Do you want to create a voice-over for your game or mobile application? The length of the final audio is 10 minutes. How can you do it? If you can wait a few days and pay hundreds of dollars – hire an actor and rent a studio. Remote freelancers will save you some cash, but you are still looking at 2-3 days of work. What if you urgently need to convert text to voice and still want to save hundreds of dollars? Learn about a solution we recently discovered. This method was tested as we were developing our games and augmented reality applications.  Rest assured you can get quality voice over in a matter of seconds, and at a lesser cost than a cup of coffee.

Of course, the ideal option is to hire an actor and a studio. Why? In this case, you select the suitable voice, timbre, work with intonations and emotions and are guaranteed to get a high-quality result. And what if a recording studio is a distance away and the voice actor was hand-picked? Alternatively, what if you need to voice a text in a foreign language? It might take anywhere from 1 to 3 days (if you’re lucky), and values at least $200 Cdn but being more realistic: $500-1000. You would not save much by converting a few minutes. We used to pay $100 for 3 minutes and it was not the highest cost.

* Data shown
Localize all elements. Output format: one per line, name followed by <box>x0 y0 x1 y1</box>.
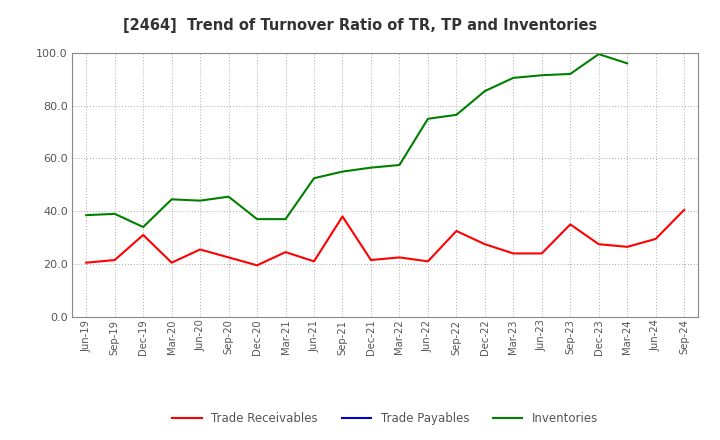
Text: [2464]  Trend of Turnover Ratio of TR, TP and Inventories: [2464] Trend of Turnover Ratio of TR, TP… <box>123 18 597 33</box>
Inventories <box>196 198 204 203</box>
Inventories <box>253 216 261 222</box>
Inventories <box>452 112 461 117</box>
Trade Receivables <box>395 255 404 260</box>
Trade Receivables <box>282 249 290 255</box>
Inventories <box>167 197 176 202</box>
Inventories <box>566 71 575 77</box>
Trade Receivables <box>196 247 204 252</box>
Trade Receivables <box>680 207 688 213</box>
Inventories <box>595 51 603 57</box>
Trade Receivables <box>595 242 603 247</box>
Inventories <box>82 213 91 218</box>
Trade Receivables <box>253 263 261 268</box>
Inventories <box>225 194 233 199</box>
Inventories <box>423 116 432 121</box>
Trade Receivables <box>537 251 546 256</box>
Trade Receivables <box>225 255 233 260</box>
Trade Receivables <box>652 236 660 242</box>
Trade Receivables <box>167 260 176 265</box>
Trade Receivables <box>480 242 489 247</box>
Inventories <box>338 169 347 174</box>
Trade Receivables <box>82 260 91 265</box>
Inventories <box>110 211 119 216</box>
Trade Receivables <box>566 222 575 227</box>
Trade Receivables <box>310 259 318 264</box>
Inventories <box>282 216 290 222</box>
Inventories <box>366 165 375 170</box>
Trade Receivables <box>139 232 148 238</box>
Trade Receivables <box>338 214 347 219</box>
Inventories <box>537 73 546 78</box>
Line: Trade Receivables: Trade Receivables <box>86 210 684 265</box>
Trade Receivables <box>423 259 432 264</box>
Inventories <box>623 61 631 66</box>
Trade Receivables <box>623 244 631 249</box>
Trade Receivables <box>509 251 518 256</box>
Trade Receivables <box>110 257 119 263</box>
Inventories <box>480 88 489 94</box>
Inventories <box>139 224 148 230</box>
Trade Receivables <box>366 257 375 263</box>
Trade Receivables <box>452 228 461 234</box>
Inventories <box>395 162 404 168</box>
Line: Inventories: Inventories <box>86 54 627 227</box>
Inventories <box>509 75 518 81</box>
Inventories <box>310 176 318 181</box>
Legend: Trade Receivables, Trade Payables, Inventories: Trade Receivables, Trade Payables, Inven… <box>168 407 603 429</box>
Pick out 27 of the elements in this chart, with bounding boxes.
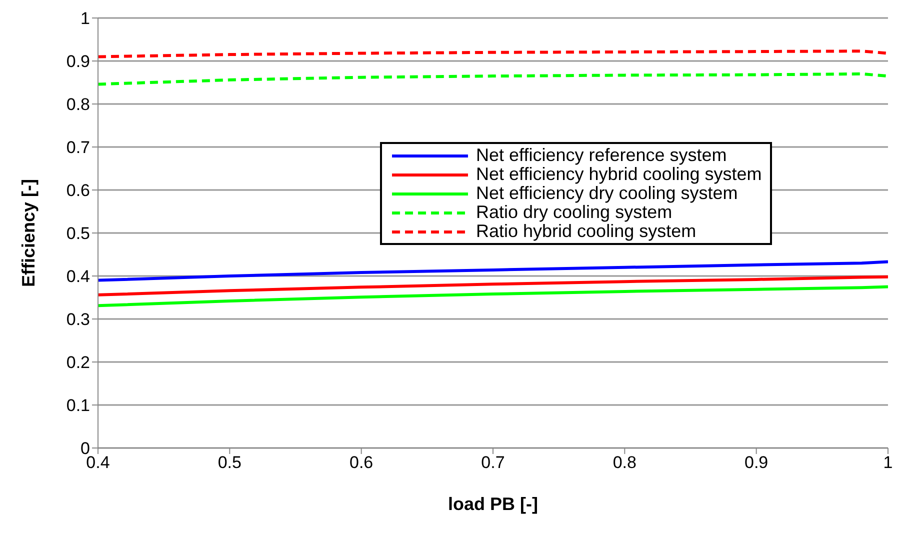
x-tick-label: 0.8 (612, 453, 636, 472)
legend-label: Net efficiency dry cooling system (476, 183, 738, 203)
legend-label: Ratio dry cooling system (476, 202, 672, 222)
line-series (98, 260, 888, 282)
x-axis-title: load PB [-] (448, 494, 538, 514)
line-series (98, 275, 888, 296)
y-tick-label: 0.9 (66, 52, 90, 72)
x-tick-label: 0.6 (350, 453, 374, 472)
y-tick-label: 0.3 (66, 310, 90, 330)
y-tick-label: 0.4 (66, 267, 90, 286)
x-tick-label: 0.5 (218, 453, 242, 472)
y-tick-label: 0.8 (66, 95, 90, 114)
y-tick-label: 0.5 (66, 224, 90, 244)
legend-label: Net efficiency reference system (476, 145, 727, 165)
y-tick-label: 0.2 (66, 353, 90, 372)
y-tick-label: 0.7 (66, 138, 90, 158)
legend-label: Net efficiency hybrid cooling system (476, 164, 762, 184)
line-series (98, 285, 888, 308)
legend-label: Ratio hybrid cooling system (476, 221, 696, 241)
y-axis-title: Efficiency [-] (18, 178, 38, 288)
y-tick-label: 0.1 (66, 396, 90, 416)
line-series (98, 72, 888, 86)
y-tick-label: 0.6 (66, 181, 90, 200)
x-tick-label: 0.9 (744, 453, 768, 472)
x-tick-label: 1 (883, 453, 893, 472)
y-tick-label: 1 (80, 9, 90, 28)
x-tick-label: 0.7 (481, 453, 505, 472)
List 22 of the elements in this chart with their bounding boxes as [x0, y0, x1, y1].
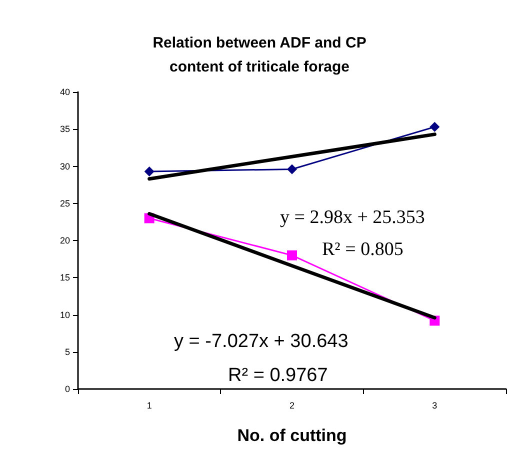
y-tick-label: 10	[60, 310, 70, 320]
chart-title: Relation between ADF and CP content of triticale forage	[152, 34, 366, 76]
point	[287, 164, 297, 174]
x-tick-label: 1	[146, 400, 152, 410]
y-tick-label: 5	[64, 346, 70, 357]
y-tick-label: 40	[60, 87, 70, 97]
annotation: y = 2.98x + 25.353	[280, 207, 425, 228]
point	[287, 250, 297, 260]
x-tick-label: 2	[289, 400, 295, 410]
point	[144, 166, 154, 176]
annotation: R² = 0.9767	[228, 365, 328, 386]
y-tick-label: 0	[64, 384, 70, 394]
x-tick-label: 3	[432, 400, 438, 410]
point	[430, 122, 440, 132]
y-tick-label: 15	[60, 272, 70, 283]
annotation: y = -7.027x + 30.643	[174, 331, 348, 352]
annotation: R² = 0.805	[322, 239, 404, 260]
y-tick-label: 20	[60, 236, 70, 246]
y-tick-label: 25	[60, 198, 70, 208]
y-tick-label: 35	[60, 124, 70, 134]
y-tick-label: 30	[60, 161, 70, 172]
x-axis-title: No. of cutting	[237, 426, 347, 445]
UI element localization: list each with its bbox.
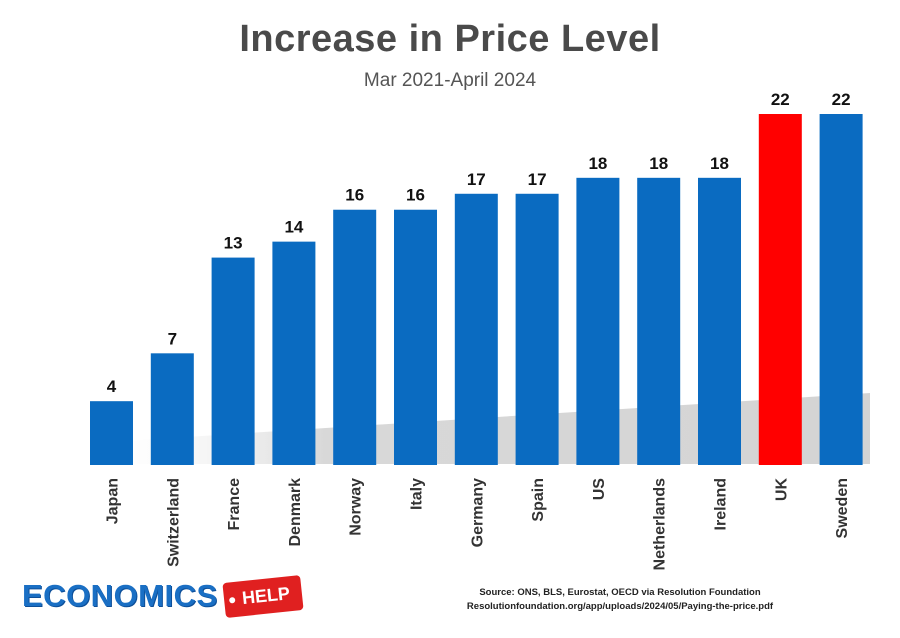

* Written request
Continue the article on producing voice-overs for games and applications, starting right after its final sentence.

* Final result
Hence, what are the options? Should you wait 2-3 days and pay hundreds of dollars for 3 minutes of voice over? Or is there another way? It’s time to learn about online converters of the new generation.

The first text to voice converters appeared half a century ago and offered a limited number of voices with a synthetic sound and predictably were called robotic. The famous one among them was the voice that Stephen Hawking used for most of his life. Until recently, Google monthly received more than 3,000 keyword searches “Stephen Hawking text to speech voice”. Yet the use of this voice is limited. Such a voice is suitable for a robot in a computer game, or for simulating interaction with a computer. Using it for a realistic character, or for a voice-over text would sound peculiar. For this reason- until today- companies had to spend thousands of dollars on actors and studios to voice a few minutes of the character’s speech in a game.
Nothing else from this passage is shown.